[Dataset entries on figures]
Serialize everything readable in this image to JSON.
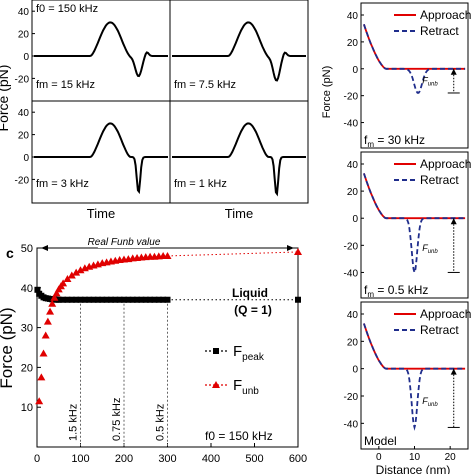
{
  "chart_data": [
    {
      "type": "line",
      "panel": "a",
      "ylabel": "Force (pN)",
      "xlabel": "Time",
      "ylim": [
        -40,
        40
      ],
      "yticks": [
        -40,
        -20,
        0,
        20,
        40
      ],
      "grid": false,
      "f0_label": "f0 = 150 kHz",
      "subplots": [
        {
          "fm_label": "fm = 15 kHz",
          "peak": 30,
          "dip": -18
        },
        {
          "fm_label": "fm = 7.5 kHz",
          "peak": 30,
          "dip": -22
        },
        {
          "fm_label": "fm = 3 kHz",
          "peak": 30,
          "dip": -32
        },
        {
          "fm_label": "fm = 1 kHz",
          "peak": 30,
          "dip": -34
        }
      ]
    },
    {
      "type": "scatter",
      "panel": "c",
      "panel_label": "c",
      "xlabel": "",
      "ylabel": "Force (pN)",
      "xlim": [
        0,
        600
      ],
      "ylim": [
        0,
        50
      ],
      "xticks": [
        0,
        100,
        200,
        300,
        400,
        500,
        600
      ],
      "yticks": [
        10,
        20,
        30,
        40,
        50
      ],
      "annotation_real": "Real Funb value",
      "real_value": 50,
      "medium": "Liquid",
      "q_label": "(Q = 1)",
      "f0_label": "f0 = 150 kHz",
      "freq_markers": [
        {
          "x": 100,
          "label": "1.5 kHz"
        },
        {
          "x": 200,
          "label": "0.75 kHz"
        },
        {
          "x": 300,
          "label": "0.5 kHz"
        }
      ],
      "legend_position": "bottom-right",
      "series": [
        {
          "name": "Fpeak",
          "color": "#000000",
          "marker": "square",
          "x": [
            1,
            5,
            10,
            15,
            20,
            25,
            30,
            35,
            40,
            45,
            50,
            60,
            70,
            80,
            90,
            100,
            110,
            120,
            130,
            140,
            150,
            160,
            170,
            180,
            190,
            200,
            210,
            220,
            230,
            240,
            250,
            260,
            270,
            280,
            290,
            300
          ],
          "y": [
            39.5,
            38.5,
            38,
            37.6,
            37.4,
            37.3,
            37.2,
            37.1,
            37.1,
            37,
            37,
            37,
            37,
            37,
            37,
            37,
            37,
            37,
            37,
            37,
            37,
            37,
            37,
            37,
            37,
            37,
            37,
            37,
            37,
            37,
            37,
            37,
            37,
            37,
            37,
            37
          ],
          "x_end": 600,
          "y_end": 37
        },
        {
          "name": "Funb",
          "color": "#e00000",
          "marker": "triangle",
          "x": [
            5,
            10,
            15,
            20,
            25,
            30,
            35,
            40,
            45,
            50,
            55,
            60,
            70,
            80,
            90,
            100,
            110,
            120,
            130,
            140,
            150,
            160,
            170,
            180,
            190,
            200,
            210,
            220,
            230,
            240,
            250,
            260,
            270,
            280,
            290,
            300
          ],
          "y": [
            11.5,
            17.5,
            23.5,
            28,
            31.5,
            34,
            36,
            37.5,
            38.6,
            39.6,
            40.4,
            41.1,
            42.2,
            43.1,
            43.8,
            44.4,
            44.9,
            45.3,
            45.6,
            45.9,
            46.2,
            46.4,
            46.6,
            46.8,
            47,
            47.1,
            47.2,
            47.4,
            47.5,
            47.6,
            47.7,
            47.8,
            47.8,
            47.9,
            48,
            48
          ],
          "x_end": 600,
          "y_end": 49
        }
      ]
    },
    {
      "type": "line",
      "panel": "b",
      "ylabel": "Force (pN)",
      "xlabel": "Distance (nm)",
      "xlim": [
        -5,
        25
      ],
      "ylim": [
        -50,
        40
      ],
      "xticks": [
        0,
        10,
        20
      ],
      "yticks": [
        -40,
        -20,
        0,
        20,
        40
      ],
      "legend_position": "top-right",
      "subplots": [
        {
          "corner_label": "fm = 30 kHz",
          "dip_x": 11,
          "dip_y": -18,
          "funb_label": "Funb"
        },
        {
          "corner_label": "fm = 0.5 kHz",
          "dip_x": 10,
          "dip_y": -40,
          "funb_label": "Funb"
        },
        {
          "corner_label": "Model",
          "dip_x": 10,
          "dip_y": -43,
          "funb_label": "Funb"
        }
      ],
      "series": [
        {
          "name": "Approach",
          "color": "#e00000",
          "style": "solid"
        },
        {
          "name": "Retract",
          "color": "#1f2d8c",
          "style": "dashed"
        }
      ]
    }
  ]
}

_What to work on_: Can the entries above be repeated exactly, without their pictures?

_Solution for this problem_:
Serialize everything readable in this image to JSON.
{
  "chart_data": [
    {
      "type": "line",
      "panel": "a",
      "ylabel": "Force (pN)",
      "xlabel": "Time",
      "ylim": [
        -40,
        40
      ],
      "yticks": [
        -40,
        -20,
        0,
        20,
        40
      ],
      "grid": false,
      "f0_label": "f0 = 150 kHz",
      "subplots": [
        {
          "fm_label": "fm = 15 kHz",
          "peak": 30,
          "dip": -18
        },
        {
          "fm_label": "fm = 7.5 kHz",
          "peak": 30,
          "dip": -22
        },
        {
          "fm_label": "fm = 3 kHz",
          "peak": 30,
          "dip": -32
        },
        {
          "fm_label": "fm = 1 kHz",
          "peak": 30,
          "dip": -34
        }
      ]
    },
    {
      "type": "scatter",
      "panel": "c",
      "panel_label": "c",
      "xlabel": "",
      "ylabel": "Force (pN)",
      "xlim": [
        0,
        600
      ],
      "ylim": [
        0,
        50
      ],
      "xticks": [
        0,
        100,
        200,
        300,
        400,
        500,
        600
      ],
      "yticks": [
        10,
        20,
        30,
        40,
        50
      ],
      "annotation_real": "Real Funb value",
      "real_value": 50,
      "medium": "Liquid",
      "q_label": "(Q = 1)",
      "f0_label": "f0 = 150 kHz",
      "freq_markers": [
        {
          "x": 100,
          "label": "1.5 kHz"
        },
        {
          "x": 200,
          "label": "0.75 kHz"
        },
        {
          "x": 300,
          "label": "0.5 kHz"
        }
      ],
      "legend_position": "bottom-right",
      "series": [
        {
          "name": "Fpeak",
          "color": "#000000",
          "marker": "square",
          "x": [
            1,
            5,
            10,
            15,
            20,
            25,
            30,
            35,
            40,
            45,
            50,
            60,
            70,
            80,
            90,
            100,
            110,
            120,
            130,
            140,
            150,
            160,
            170,
            180,
            190,
            200,
            210,
            220,
            230,
            240,
            250,
            260,
            270,
            280,
            290,
            300
          ],
          "y": [
            39.5,
            38.5,
            38,
            37.6,
            37.4,
            37.3,
            37.2,
            37.1,
            37.1,
            37,
            37,
            37,
            37,
            37,
            37,
            37,
            37,
            37,
            37,
            37,
            37,
            37,
            37,
            37,
            37,
            37,
            37,
            37,
            37,
            37,
            37,
            37,
            37,
            37,
            37,
            37
          ],
          "x_end": 600,
          "y_end": 37
        },
        {
          "name": "Funb",
          "color": "#e00000",
          "marker": "triangle",
          "x": [
            5,
            10,
            15,
            20,
            25,
            30,
            35,
            40,
            45,
            50,
            55,
            60,
            70,
            80,
            90,
            100,
            110,
            120,
            130,
            140,
            150,
            160,
            170,
            180,
            190,
            200,
            210,
            220,
            230,
            240,
            250,
            260,
            270,
            280,
            290,
            300
          ],
          "y": [
            11.5,
            17.5,
            23.5,
            28,
            31.5,
            34,
            36,
            37.5,
            38.6,
            39.6,
            40.4,
            41.1,
            42.2,
            43.1,
            43.8,
            44.4,
            44.9,
            45.3,
            45.6,
            45.9,
            46.2,
            46.4,
            46.6,
            46.8,
            47,
            47.1,
            47.2,
            47.4,
            47.5,
            47.6,
            47.7,
            47.8,
            47.8,
            47.9,
            48,
            48
          ],
          "x_end": 600,
          "y_end": 49
        }
      ]
    },
    {
      "type": "line",
      "panel": "b",
      "ylabel": "Force (pN)",
      "xlabel": "Distance (nm)",
      "xlim": [
        -5,
        25
      ],
      "ylim": [
        -50,
        40
      ],
      "xticks": [
        0,
        10,
        20
      ],
      "yticks": [
        -40,
        -20,
        0,
        20,
        40
      ],
      "legend_position": "top-right",
      "subplots": [
        {
          "corner_label": "fm = 30 kHz",
          "dip_x": 11,
          "dip_y": -18,
          "funb_label": "Funb"
        },
        {
          "corner_label": "fm = 0.5 kHz",
          "dip_x": 10,
          "dip_y": -40,
          "funb_label": "Funb"
        },
        {
          "corner_label": "Model",
          "dip_x": 10,
          "dip_y": -43,
          "funb_label": "Funb"
        }
      ],
      "series": [
        {
          "name": "Approach",
          "color": "#e00000",
          "style": "solid"
        },
        {
          "name": "Retract",
          "color": "#1f2d8c",
          "style": "dashed"
        }
      ]
    }
  ]
}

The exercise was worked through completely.